* _Instructions for the task_
Copy each line of the entries that contains the word "Margin".

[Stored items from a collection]
◆ ◆ ◆

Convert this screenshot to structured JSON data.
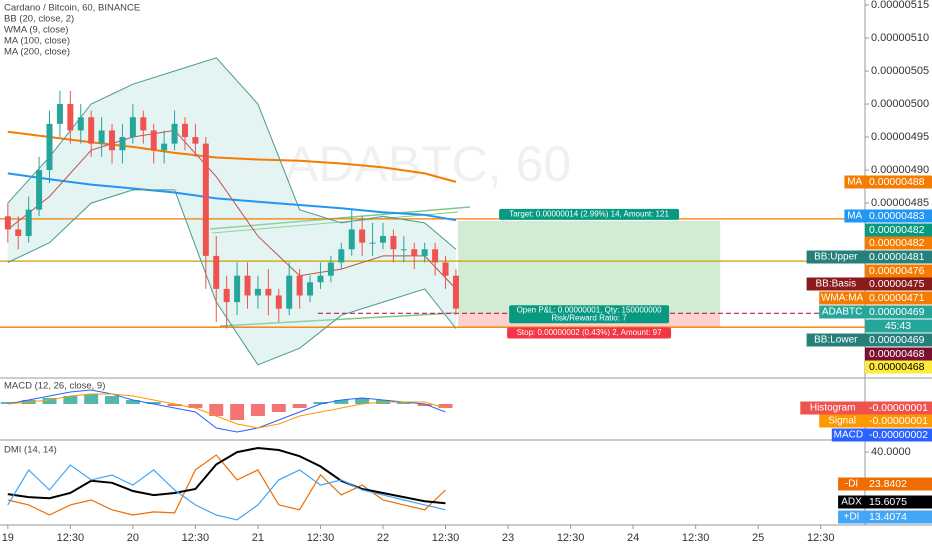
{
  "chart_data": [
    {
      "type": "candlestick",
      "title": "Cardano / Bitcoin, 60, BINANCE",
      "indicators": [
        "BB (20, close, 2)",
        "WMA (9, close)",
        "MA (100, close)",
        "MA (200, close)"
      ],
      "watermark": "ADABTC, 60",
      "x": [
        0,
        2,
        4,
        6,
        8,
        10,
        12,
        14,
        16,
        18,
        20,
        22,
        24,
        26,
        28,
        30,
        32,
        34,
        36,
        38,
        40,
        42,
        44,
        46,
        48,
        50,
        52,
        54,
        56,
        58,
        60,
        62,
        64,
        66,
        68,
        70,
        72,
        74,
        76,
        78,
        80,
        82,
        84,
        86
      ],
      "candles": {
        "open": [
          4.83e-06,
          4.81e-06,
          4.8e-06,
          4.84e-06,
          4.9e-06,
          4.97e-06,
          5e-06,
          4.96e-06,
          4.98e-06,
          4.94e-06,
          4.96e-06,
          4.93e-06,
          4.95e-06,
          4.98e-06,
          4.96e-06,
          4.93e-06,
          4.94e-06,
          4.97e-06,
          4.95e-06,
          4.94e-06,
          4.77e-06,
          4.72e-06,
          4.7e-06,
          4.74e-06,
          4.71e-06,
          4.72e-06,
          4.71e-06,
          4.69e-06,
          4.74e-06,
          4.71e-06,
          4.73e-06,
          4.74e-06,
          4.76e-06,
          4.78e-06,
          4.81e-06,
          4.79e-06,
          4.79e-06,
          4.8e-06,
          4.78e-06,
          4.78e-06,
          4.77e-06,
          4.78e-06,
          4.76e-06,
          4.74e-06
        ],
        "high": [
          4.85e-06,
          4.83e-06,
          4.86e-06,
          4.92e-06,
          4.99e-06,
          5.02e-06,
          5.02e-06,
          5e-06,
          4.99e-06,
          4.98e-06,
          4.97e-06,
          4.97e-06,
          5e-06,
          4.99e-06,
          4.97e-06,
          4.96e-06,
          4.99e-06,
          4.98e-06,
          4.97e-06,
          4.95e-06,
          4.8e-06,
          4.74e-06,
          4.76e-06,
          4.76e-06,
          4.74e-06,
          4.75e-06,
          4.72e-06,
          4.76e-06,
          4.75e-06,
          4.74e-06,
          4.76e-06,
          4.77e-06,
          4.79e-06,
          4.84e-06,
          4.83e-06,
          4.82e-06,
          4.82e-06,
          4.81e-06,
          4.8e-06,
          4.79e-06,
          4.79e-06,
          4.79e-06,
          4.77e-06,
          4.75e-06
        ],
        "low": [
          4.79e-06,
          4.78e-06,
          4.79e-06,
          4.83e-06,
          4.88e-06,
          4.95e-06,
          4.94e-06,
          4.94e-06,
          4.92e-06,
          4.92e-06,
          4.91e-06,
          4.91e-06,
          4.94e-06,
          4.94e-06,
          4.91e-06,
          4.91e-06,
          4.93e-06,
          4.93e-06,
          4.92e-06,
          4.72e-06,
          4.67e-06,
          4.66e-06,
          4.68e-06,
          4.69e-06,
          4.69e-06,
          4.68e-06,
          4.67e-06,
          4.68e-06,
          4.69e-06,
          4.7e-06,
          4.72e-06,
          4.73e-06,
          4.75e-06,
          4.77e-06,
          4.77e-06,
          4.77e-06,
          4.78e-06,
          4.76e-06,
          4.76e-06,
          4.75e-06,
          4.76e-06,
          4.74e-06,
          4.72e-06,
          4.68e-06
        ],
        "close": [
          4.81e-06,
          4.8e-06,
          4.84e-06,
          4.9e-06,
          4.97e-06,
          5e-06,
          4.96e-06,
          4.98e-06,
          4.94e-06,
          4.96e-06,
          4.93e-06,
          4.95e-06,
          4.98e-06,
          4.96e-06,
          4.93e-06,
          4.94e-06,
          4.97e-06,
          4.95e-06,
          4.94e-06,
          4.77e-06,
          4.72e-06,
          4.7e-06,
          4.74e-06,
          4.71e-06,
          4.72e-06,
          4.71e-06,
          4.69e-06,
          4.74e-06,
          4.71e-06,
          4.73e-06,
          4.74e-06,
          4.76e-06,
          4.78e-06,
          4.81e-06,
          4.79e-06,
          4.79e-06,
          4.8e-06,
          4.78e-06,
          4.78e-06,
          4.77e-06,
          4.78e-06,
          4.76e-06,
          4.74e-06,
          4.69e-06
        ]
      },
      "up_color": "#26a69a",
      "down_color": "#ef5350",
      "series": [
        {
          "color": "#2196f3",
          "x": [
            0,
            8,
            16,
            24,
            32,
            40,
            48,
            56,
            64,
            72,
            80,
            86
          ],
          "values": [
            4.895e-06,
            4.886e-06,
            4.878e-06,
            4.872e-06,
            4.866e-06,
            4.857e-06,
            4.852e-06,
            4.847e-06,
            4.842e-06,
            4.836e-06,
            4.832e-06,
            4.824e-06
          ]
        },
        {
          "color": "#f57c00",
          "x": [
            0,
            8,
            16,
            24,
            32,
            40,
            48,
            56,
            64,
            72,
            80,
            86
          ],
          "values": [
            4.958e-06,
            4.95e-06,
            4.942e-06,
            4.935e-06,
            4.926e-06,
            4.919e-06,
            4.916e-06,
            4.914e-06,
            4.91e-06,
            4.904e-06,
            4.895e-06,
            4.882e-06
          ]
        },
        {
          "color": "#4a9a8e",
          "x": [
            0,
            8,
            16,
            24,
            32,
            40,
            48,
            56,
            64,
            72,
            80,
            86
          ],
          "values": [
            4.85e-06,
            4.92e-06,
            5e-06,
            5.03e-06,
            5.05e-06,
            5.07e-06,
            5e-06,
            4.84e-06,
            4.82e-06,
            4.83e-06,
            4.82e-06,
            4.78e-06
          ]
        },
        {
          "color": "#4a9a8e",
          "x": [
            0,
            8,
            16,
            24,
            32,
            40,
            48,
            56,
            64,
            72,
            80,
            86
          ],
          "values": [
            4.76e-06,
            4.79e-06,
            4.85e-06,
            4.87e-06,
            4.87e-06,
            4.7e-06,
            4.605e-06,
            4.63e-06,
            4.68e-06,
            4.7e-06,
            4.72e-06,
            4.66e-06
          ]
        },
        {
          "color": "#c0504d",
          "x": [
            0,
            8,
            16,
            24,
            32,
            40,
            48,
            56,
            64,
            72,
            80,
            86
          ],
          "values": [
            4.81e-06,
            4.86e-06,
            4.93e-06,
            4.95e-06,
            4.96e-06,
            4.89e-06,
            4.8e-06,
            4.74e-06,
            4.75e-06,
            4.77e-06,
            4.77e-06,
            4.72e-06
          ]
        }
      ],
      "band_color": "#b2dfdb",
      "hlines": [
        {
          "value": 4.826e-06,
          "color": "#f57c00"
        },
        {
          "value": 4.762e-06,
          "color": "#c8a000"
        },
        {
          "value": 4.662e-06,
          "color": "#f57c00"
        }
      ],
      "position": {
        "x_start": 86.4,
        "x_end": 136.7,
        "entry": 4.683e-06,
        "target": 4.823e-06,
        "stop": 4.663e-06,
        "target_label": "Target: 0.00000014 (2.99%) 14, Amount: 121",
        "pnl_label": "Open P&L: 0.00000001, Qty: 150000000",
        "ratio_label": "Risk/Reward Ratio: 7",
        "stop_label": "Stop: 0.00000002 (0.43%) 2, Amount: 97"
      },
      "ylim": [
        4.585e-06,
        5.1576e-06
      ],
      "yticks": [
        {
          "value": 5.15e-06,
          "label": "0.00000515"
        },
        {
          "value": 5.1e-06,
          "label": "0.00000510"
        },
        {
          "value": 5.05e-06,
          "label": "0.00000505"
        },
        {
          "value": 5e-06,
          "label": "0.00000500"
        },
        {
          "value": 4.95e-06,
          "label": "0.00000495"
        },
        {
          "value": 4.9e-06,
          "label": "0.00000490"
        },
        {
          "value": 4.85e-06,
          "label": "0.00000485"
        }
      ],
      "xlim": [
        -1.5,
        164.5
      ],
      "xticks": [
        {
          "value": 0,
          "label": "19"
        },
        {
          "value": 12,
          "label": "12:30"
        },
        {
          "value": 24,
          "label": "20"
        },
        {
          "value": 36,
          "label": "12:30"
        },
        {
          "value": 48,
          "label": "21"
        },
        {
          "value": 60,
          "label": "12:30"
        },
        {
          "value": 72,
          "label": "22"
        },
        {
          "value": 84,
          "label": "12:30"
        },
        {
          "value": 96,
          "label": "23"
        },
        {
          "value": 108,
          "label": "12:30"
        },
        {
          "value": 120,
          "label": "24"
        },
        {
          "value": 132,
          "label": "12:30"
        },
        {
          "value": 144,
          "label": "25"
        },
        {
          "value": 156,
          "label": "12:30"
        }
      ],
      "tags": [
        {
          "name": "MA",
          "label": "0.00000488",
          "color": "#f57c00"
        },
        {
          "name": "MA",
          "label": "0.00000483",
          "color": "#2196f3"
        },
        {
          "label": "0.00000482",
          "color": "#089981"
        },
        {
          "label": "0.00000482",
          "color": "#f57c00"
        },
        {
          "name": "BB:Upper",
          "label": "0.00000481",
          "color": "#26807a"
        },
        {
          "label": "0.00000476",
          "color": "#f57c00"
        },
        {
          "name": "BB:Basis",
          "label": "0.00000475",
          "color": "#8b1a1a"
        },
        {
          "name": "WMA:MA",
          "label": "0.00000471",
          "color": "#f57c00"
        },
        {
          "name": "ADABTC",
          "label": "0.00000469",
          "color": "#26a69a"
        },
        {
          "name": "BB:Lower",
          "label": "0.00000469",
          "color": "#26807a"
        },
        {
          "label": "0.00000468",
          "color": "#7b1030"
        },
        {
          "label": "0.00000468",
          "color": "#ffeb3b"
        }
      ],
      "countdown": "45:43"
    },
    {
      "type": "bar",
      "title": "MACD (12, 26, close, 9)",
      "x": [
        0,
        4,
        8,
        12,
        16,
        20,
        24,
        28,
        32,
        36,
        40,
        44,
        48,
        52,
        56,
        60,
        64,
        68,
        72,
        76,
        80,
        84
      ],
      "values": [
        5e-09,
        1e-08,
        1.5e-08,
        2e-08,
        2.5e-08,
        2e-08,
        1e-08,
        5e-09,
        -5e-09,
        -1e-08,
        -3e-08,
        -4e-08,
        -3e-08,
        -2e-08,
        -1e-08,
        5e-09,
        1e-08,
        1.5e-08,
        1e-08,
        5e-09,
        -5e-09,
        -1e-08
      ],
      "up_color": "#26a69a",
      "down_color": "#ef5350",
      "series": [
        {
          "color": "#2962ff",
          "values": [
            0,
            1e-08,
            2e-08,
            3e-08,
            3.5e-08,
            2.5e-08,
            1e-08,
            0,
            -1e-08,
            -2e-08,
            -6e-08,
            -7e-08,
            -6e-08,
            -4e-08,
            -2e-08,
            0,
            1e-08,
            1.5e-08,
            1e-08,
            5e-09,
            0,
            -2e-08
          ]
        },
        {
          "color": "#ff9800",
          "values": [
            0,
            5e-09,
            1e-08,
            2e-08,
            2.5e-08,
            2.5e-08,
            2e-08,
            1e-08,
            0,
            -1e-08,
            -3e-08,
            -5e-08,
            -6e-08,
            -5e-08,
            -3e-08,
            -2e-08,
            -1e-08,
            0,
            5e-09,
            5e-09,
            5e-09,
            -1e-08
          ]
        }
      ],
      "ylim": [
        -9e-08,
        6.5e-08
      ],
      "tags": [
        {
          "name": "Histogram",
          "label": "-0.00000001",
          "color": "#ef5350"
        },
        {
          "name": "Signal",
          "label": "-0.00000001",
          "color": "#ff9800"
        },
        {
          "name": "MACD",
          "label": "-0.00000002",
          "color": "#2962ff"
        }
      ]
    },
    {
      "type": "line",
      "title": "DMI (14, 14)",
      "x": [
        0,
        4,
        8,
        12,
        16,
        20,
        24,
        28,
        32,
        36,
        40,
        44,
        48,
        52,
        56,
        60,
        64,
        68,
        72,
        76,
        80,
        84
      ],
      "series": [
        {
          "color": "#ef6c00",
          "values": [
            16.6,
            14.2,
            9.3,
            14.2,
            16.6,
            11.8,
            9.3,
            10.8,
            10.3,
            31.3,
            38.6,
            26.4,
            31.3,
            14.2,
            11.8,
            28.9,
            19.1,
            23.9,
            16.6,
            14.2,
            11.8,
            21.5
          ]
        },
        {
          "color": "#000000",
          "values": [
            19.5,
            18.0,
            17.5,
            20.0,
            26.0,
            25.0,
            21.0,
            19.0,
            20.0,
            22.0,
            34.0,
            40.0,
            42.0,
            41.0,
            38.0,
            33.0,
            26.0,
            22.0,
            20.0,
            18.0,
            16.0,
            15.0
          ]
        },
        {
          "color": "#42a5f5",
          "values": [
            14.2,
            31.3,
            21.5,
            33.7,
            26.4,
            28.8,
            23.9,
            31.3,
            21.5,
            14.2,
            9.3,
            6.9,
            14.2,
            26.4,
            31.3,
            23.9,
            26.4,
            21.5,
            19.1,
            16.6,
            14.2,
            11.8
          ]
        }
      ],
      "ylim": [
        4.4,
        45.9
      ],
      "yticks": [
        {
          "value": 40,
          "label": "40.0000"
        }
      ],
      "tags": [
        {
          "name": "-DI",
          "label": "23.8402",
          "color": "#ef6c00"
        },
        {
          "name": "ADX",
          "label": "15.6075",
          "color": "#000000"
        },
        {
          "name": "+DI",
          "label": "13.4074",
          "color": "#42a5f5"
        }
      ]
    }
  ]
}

◆ ◆ ◆

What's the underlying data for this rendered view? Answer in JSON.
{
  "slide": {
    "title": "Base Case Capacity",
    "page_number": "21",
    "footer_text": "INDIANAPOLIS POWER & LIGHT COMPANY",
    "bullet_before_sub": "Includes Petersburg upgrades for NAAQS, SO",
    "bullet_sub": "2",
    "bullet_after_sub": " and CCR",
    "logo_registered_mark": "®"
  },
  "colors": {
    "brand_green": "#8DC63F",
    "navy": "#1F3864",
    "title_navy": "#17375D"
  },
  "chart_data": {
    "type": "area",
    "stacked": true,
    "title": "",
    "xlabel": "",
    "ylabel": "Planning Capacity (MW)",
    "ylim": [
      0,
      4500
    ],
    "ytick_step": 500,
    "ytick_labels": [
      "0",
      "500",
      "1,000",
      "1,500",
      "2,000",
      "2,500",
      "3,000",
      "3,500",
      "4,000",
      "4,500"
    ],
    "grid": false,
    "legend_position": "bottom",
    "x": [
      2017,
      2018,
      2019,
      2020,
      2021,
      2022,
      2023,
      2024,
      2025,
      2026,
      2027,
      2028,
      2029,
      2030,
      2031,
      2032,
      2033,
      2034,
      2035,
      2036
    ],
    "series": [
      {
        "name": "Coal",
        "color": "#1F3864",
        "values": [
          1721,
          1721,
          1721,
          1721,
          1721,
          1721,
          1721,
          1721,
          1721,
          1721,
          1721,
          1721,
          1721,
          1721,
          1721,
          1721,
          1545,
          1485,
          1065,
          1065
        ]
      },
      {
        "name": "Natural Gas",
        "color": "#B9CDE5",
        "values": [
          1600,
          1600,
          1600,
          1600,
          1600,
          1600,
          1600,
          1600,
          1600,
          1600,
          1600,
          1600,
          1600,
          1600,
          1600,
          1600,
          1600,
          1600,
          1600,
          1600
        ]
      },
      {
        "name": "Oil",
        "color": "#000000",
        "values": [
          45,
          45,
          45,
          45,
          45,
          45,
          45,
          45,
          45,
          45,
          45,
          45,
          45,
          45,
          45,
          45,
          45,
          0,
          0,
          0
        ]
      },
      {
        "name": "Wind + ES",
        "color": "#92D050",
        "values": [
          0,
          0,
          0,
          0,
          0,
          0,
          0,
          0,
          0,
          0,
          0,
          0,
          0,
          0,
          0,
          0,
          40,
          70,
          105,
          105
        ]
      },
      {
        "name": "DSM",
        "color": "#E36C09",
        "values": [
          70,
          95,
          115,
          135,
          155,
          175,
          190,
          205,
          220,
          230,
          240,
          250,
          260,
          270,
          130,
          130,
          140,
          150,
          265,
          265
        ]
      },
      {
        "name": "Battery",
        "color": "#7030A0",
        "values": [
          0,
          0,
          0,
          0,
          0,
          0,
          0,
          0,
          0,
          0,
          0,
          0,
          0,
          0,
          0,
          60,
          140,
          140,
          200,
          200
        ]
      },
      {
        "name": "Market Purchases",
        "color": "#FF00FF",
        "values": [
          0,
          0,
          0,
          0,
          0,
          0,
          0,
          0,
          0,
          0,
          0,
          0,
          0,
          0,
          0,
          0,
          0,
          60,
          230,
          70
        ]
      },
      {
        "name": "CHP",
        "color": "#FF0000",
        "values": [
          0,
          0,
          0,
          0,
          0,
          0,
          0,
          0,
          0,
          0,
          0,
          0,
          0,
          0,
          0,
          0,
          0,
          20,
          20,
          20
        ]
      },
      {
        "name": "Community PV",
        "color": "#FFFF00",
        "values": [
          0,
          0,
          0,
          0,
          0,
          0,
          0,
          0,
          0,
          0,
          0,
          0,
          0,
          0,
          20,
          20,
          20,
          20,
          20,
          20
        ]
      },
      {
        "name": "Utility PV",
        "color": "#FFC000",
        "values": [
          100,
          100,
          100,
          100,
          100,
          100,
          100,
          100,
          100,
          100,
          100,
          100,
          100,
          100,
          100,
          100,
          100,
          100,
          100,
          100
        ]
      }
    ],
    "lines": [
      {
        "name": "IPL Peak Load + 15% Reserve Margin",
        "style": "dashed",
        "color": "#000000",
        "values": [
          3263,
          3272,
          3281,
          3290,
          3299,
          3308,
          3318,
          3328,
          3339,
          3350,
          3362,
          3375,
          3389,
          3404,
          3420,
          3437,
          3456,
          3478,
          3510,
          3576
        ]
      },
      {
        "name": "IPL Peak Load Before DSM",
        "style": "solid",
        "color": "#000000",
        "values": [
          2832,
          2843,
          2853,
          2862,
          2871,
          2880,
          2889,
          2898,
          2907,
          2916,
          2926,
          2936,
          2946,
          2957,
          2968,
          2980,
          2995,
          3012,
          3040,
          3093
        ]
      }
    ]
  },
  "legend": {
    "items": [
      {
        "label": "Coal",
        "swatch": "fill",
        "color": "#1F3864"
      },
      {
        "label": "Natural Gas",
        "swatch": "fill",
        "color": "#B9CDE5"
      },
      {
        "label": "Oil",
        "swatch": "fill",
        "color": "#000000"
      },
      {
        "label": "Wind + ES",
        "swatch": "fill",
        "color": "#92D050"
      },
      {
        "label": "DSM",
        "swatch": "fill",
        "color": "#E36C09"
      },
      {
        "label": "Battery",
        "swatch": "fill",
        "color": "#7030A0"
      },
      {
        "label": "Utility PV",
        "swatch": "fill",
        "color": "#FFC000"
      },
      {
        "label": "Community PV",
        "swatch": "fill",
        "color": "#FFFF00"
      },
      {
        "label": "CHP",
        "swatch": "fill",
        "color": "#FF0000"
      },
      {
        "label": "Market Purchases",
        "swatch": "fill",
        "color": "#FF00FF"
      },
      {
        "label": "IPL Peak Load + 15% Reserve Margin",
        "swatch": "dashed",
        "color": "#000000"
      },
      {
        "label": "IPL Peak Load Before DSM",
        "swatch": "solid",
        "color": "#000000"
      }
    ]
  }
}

◆ ◆ ◆

* _Final result_
        "name": "IPL Peak Load + 15% Reserve Margin",
        "label": "IPL Peak Load + 15% Reserve Margin",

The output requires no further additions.